Enunciado: Devuelve completo el texto sobre la toma de conciencia política en 1968, sin alterar una sola palabra.

Texto proporcionado:
########################################
Es curioso pero, realizando esta valoración me doy cuenta de
que, por una parte, no pienso lo mismo que pensaba hace cincuenta años… Y no me
extraña: el mundo ha cambiado tanto desde que tomé conciencia política allá en
febrero de 1968 que no podía ser de otra manera. En aquella época existía una lucha
por la hegemonía mundial entre dos superpotencias, el capitalismo había llegado
a su etapa multinacional, todavía se vivía el crecimiento económico de la
economía capitalista que se extendió desde 1943 a 1973 (los “treinta años
gloriosos”) y en España estábamos en plena euforia desarrollista y
tecnocrática, la “nueva izquierda”, los valores de la contracultura, la
contestación, el marxismo, eran los motores culturales de aquel tiempo, la
crisis de la Iglesia todavía no se había traducido en un hundimiento
generalizado de la institución, lo más exótico en cuestiones ideológicas era el
“situacionismo”, y cualquiera que se acercara a un grupo falangista veía a
decenas de personas militando y cientos de simpatizantes, divididos, pero
“presentes”. Lo más dramático de aquellos años del tardofranquismo era que, a
pesar de que se iban editando algunos libros interesantes, en España no
disponíamos de las mismas herramientas que en otros países europeos. Solamente
aprendiendo idiomas podía superarse esta barrera.
########################################
Entradas enumeradas:

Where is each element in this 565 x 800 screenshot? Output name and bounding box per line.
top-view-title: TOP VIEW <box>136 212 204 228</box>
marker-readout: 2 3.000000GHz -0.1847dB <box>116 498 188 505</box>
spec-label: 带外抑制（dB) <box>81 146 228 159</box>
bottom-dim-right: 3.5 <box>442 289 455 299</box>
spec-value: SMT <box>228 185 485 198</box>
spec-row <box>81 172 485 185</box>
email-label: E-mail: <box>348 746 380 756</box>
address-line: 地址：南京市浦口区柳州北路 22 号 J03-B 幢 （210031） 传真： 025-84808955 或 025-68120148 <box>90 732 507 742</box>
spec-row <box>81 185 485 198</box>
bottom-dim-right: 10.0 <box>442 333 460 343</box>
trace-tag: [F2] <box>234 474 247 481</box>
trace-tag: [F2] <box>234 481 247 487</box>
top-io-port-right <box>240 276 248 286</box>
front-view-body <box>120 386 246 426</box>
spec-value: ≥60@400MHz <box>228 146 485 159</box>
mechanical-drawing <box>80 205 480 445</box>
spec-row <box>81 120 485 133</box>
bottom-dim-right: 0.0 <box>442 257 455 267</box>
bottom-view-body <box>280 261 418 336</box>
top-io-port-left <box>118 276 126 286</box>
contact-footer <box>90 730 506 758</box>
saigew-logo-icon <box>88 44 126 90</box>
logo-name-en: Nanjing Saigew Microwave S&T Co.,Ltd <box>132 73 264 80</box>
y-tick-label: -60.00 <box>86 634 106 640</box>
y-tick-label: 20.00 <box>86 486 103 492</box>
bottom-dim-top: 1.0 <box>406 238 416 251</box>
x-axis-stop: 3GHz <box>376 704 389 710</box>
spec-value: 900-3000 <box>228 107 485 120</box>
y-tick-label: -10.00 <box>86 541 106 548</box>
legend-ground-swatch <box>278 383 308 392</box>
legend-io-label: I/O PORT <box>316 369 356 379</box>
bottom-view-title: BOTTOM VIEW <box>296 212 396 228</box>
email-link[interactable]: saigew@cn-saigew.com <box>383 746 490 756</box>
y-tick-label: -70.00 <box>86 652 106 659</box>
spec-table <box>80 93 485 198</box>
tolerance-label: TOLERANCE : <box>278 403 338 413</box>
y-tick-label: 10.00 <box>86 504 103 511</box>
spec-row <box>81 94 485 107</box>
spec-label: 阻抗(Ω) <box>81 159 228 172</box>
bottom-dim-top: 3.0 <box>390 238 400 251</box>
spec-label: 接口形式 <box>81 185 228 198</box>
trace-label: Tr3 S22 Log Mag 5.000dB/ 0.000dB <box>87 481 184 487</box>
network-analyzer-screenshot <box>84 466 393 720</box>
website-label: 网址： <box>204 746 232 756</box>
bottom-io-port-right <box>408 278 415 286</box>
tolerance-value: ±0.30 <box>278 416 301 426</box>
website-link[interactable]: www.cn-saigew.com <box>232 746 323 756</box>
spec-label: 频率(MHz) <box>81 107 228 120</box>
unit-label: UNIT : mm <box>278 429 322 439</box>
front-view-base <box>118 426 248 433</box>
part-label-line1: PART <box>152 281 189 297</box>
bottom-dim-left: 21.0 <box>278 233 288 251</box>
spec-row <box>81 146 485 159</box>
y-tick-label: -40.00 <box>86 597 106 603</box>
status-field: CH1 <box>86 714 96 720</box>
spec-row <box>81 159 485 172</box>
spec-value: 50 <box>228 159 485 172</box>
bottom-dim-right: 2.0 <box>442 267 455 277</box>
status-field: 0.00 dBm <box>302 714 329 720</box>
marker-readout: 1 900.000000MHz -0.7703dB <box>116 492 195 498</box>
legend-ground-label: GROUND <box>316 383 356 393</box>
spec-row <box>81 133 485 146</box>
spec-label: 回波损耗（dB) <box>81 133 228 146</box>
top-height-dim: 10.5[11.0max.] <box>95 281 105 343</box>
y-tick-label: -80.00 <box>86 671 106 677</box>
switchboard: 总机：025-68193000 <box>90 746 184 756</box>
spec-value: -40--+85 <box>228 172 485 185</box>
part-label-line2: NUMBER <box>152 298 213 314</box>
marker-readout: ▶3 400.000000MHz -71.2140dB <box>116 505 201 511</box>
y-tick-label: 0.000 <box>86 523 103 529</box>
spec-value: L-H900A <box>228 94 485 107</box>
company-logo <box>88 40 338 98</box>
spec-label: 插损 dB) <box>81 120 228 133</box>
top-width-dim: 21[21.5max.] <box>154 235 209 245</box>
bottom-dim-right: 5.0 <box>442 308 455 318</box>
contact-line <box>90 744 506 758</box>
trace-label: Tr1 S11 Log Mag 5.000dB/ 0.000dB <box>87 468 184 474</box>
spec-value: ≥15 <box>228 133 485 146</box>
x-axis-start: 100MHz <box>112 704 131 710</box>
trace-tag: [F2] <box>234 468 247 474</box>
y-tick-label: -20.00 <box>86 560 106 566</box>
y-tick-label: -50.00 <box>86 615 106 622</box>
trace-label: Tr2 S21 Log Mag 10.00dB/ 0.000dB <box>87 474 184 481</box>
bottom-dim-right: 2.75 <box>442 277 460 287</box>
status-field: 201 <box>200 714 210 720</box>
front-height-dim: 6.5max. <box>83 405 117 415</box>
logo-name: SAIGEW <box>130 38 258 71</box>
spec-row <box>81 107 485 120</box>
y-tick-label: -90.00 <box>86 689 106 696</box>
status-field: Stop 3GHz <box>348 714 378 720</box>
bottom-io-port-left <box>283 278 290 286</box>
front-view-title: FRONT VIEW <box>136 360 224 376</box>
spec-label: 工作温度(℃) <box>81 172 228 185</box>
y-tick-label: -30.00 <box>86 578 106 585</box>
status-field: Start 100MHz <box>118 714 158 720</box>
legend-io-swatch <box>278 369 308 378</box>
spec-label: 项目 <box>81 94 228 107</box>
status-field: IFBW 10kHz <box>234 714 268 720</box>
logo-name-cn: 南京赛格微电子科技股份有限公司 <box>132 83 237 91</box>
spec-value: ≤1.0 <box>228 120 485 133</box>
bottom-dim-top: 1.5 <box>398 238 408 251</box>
########################################
Tarea resuelta:
Es curioso pero, realizando esta valoración me doy cuenta de
que, por una parte, no pienso lo mismo que pensaba hace cincuenta años… Y no me
extraña: el mundo ha cambiado tanto desde que tomé conciencia política allá en
febrero de 1968 que no podía ser de otra manera. En aquella época existía una lucha
por la hegemonía mundial entre dos superpotencias, el capitalismo había llegado
a su etapa multinacional, todavía se vivía el crecimiento económico de la
economía capitalista que se extendió desde 1943 a 1973 (los “treinta años
gloriosos”) y en España estábamos en plena euforia desarrollista y
tecnocrática, la “nueva izquierda”, los valores de la contracultura, la
contestación, el marxismo, eran los motores culturales de aquel tiempo, la
crisis de la Iglesia todavía no se había traducido en un hundimiento
generalizado de la institución, lo más exótico en cuestiones ideológicas era el
“situacionismo”, y cualquiera que se acercara a un grupo falangista veía a
decenas de personas militando y cientos de simpatizantes, divididos, pero
“presentes”. Lo más dramático de aquellos años del tardofranquismo era que, a
pesar de que se iban editando algunos libros interesantes, en España no
disponíamos de las mismas herramientas que en otros países europeos. Solamente
aprendiendo idiomas podía superarse esta barrera.